# Given information
───
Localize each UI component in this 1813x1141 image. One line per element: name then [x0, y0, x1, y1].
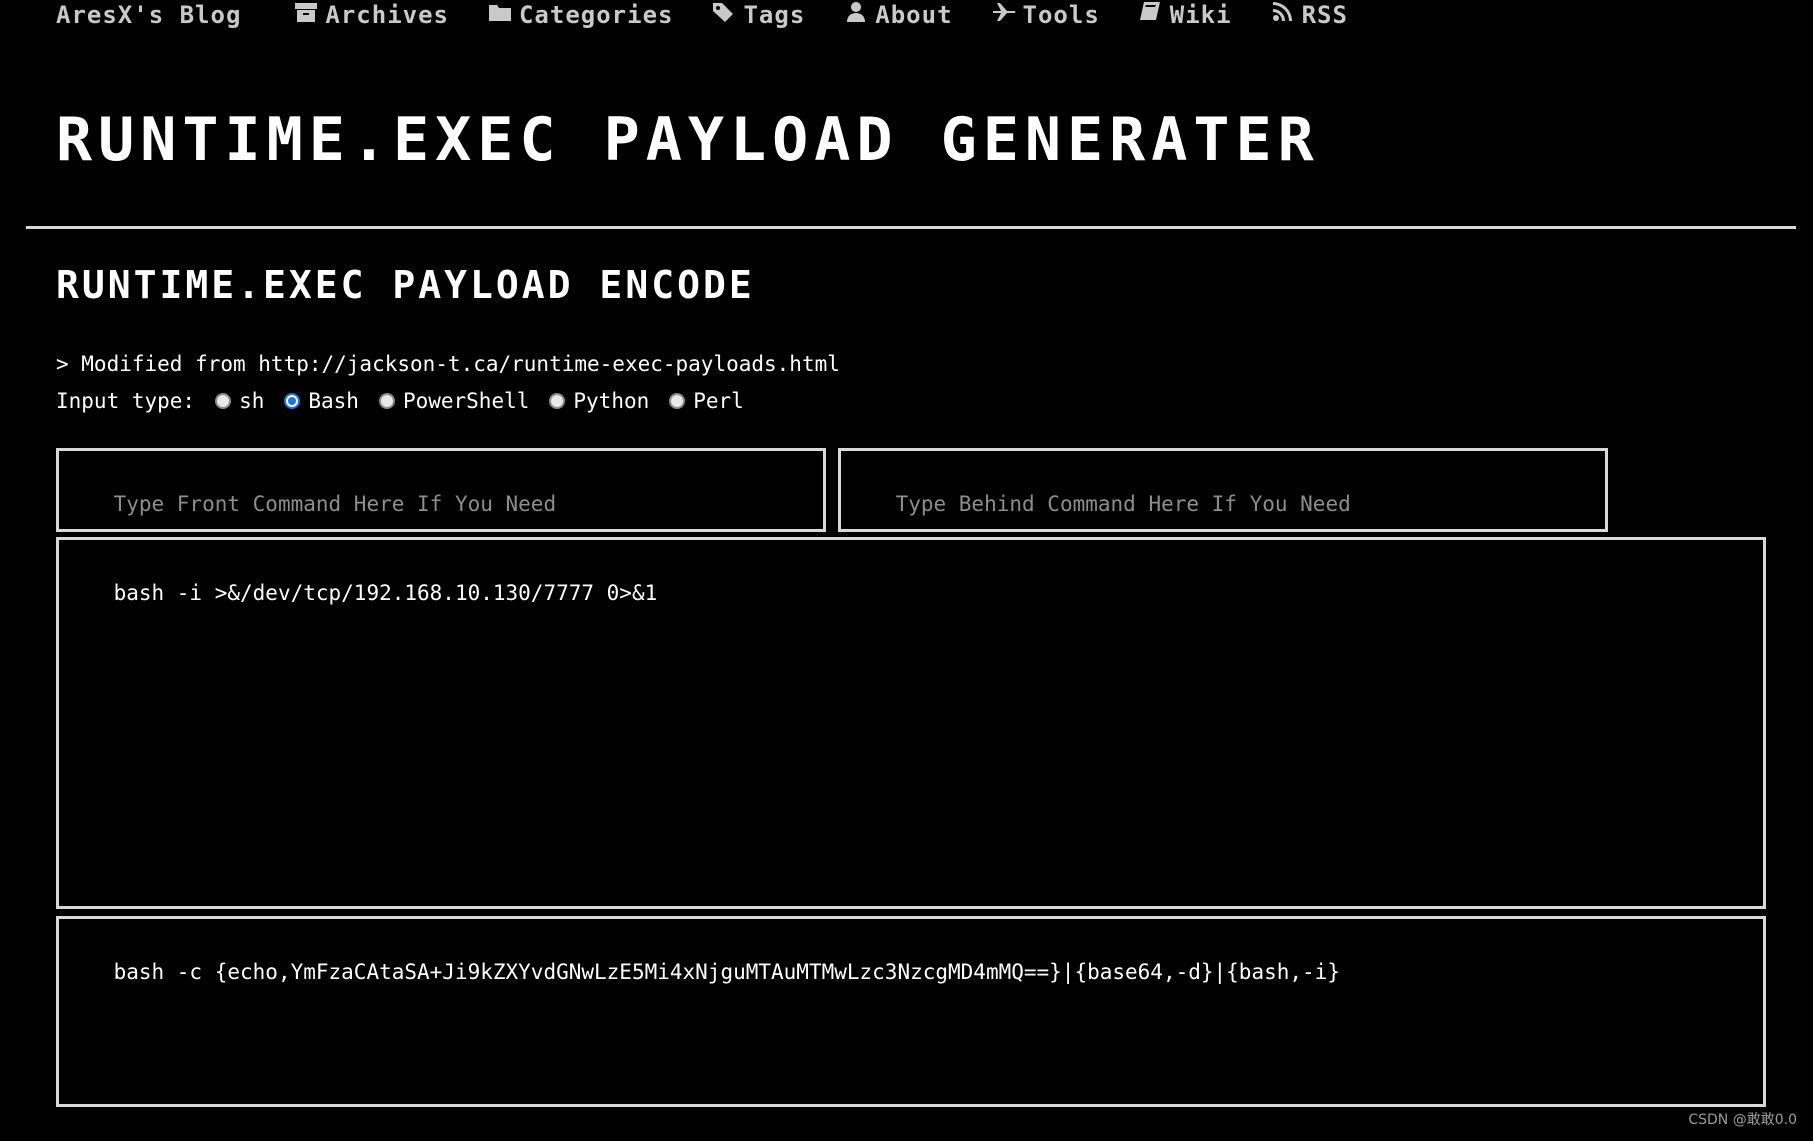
───
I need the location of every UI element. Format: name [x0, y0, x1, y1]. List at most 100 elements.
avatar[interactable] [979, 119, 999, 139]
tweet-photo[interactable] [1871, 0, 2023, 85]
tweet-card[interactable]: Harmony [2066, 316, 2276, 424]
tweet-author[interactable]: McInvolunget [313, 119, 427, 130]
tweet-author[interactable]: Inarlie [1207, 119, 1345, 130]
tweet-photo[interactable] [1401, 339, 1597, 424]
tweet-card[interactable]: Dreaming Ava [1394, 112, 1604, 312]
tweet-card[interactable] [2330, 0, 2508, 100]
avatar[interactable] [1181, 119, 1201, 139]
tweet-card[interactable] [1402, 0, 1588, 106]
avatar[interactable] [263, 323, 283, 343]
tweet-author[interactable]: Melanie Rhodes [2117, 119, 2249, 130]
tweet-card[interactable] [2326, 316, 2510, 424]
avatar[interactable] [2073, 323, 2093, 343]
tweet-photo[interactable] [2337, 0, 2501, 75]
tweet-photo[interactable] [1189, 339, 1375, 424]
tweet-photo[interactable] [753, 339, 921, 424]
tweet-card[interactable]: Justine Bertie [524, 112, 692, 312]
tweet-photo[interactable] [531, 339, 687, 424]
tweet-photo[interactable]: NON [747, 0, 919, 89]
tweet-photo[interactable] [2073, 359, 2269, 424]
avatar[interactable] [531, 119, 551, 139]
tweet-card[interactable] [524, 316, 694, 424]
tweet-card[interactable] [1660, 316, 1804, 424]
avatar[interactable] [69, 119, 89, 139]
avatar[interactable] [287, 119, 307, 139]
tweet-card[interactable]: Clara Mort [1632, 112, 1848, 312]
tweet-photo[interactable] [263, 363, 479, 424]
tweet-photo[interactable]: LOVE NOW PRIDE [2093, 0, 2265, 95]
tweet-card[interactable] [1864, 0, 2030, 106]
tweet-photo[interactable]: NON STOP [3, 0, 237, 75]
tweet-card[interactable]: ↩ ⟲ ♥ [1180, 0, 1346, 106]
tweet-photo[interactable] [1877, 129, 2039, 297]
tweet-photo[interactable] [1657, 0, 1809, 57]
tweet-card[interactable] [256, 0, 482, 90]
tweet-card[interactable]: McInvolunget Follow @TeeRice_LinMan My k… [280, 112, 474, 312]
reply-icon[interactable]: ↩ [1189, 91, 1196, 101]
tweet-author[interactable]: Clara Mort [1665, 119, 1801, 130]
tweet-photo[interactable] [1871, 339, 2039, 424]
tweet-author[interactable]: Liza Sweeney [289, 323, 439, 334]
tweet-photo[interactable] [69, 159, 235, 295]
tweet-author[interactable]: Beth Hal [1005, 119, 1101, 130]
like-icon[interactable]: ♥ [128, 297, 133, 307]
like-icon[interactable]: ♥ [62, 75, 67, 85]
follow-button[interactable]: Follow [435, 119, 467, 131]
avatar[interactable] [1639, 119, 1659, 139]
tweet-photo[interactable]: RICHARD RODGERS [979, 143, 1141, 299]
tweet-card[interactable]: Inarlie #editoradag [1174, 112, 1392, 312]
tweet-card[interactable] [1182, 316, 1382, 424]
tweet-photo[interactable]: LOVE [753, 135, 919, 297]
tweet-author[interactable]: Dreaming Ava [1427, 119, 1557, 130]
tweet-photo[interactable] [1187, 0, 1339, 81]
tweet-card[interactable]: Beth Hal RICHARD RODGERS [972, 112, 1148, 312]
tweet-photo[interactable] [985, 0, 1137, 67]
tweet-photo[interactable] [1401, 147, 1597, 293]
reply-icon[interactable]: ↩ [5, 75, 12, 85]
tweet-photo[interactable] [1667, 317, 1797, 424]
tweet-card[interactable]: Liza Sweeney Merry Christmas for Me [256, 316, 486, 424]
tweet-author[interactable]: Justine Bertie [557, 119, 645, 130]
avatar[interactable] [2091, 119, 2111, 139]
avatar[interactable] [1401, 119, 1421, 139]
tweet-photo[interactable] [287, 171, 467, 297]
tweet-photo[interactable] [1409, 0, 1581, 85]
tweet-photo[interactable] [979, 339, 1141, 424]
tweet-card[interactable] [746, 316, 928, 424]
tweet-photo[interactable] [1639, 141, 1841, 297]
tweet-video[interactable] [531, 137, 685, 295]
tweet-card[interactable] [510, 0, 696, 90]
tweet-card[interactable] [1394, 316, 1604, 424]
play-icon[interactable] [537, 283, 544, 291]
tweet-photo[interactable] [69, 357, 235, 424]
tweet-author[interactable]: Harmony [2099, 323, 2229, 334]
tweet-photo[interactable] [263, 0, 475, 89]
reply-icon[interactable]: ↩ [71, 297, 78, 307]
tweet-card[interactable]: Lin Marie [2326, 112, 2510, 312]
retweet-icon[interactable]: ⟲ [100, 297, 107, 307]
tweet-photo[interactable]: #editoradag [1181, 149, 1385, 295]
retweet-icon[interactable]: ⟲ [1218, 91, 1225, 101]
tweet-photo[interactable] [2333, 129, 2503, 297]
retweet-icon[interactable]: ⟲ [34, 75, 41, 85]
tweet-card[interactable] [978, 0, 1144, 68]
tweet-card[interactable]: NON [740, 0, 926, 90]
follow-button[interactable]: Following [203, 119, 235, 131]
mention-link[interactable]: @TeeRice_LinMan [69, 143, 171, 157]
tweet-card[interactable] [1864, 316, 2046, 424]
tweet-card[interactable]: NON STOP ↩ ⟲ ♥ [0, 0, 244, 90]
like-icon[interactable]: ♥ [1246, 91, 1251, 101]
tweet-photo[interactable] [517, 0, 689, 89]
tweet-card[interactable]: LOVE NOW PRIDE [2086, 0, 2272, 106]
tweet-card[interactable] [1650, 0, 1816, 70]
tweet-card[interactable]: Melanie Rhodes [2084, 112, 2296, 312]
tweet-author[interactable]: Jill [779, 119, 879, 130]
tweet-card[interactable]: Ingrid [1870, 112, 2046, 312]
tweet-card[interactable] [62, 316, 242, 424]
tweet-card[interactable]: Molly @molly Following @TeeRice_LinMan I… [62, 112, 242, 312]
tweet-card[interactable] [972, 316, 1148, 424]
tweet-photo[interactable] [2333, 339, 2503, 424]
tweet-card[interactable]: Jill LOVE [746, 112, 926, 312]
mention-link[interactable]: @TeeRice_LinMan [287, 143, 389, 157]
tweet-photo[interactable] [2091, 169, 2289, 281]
───
# Task goal
Format the data from the line containing "I need the location" through the line containing "tweet-photo[interactable] [1401, 339, 1597, 424]", both included, as a JSON list of strings with one string per line and no blank lines.

# Task solution
[
  "I need the location of every UI element. Format: name [x0, y0, x1, y1]. List at most 100 elements.",
  "avatar[interactable] [979, 119, 999, 139]",
  "tweet-photo[interactable] [1871, 0, 2023, 85]",
  "tweet-card[interactable]: Harmony [2066, 316, 2276, 424]",
  "tweet-author[interactable]: McInvolunget [313, 119, 427, 130]",
  "tweet-author[interactable]: Inarlie [1207, 119, 1345, 130]",
  "tweet-photo[interactable] [1401, 339, 1597, 424]"
]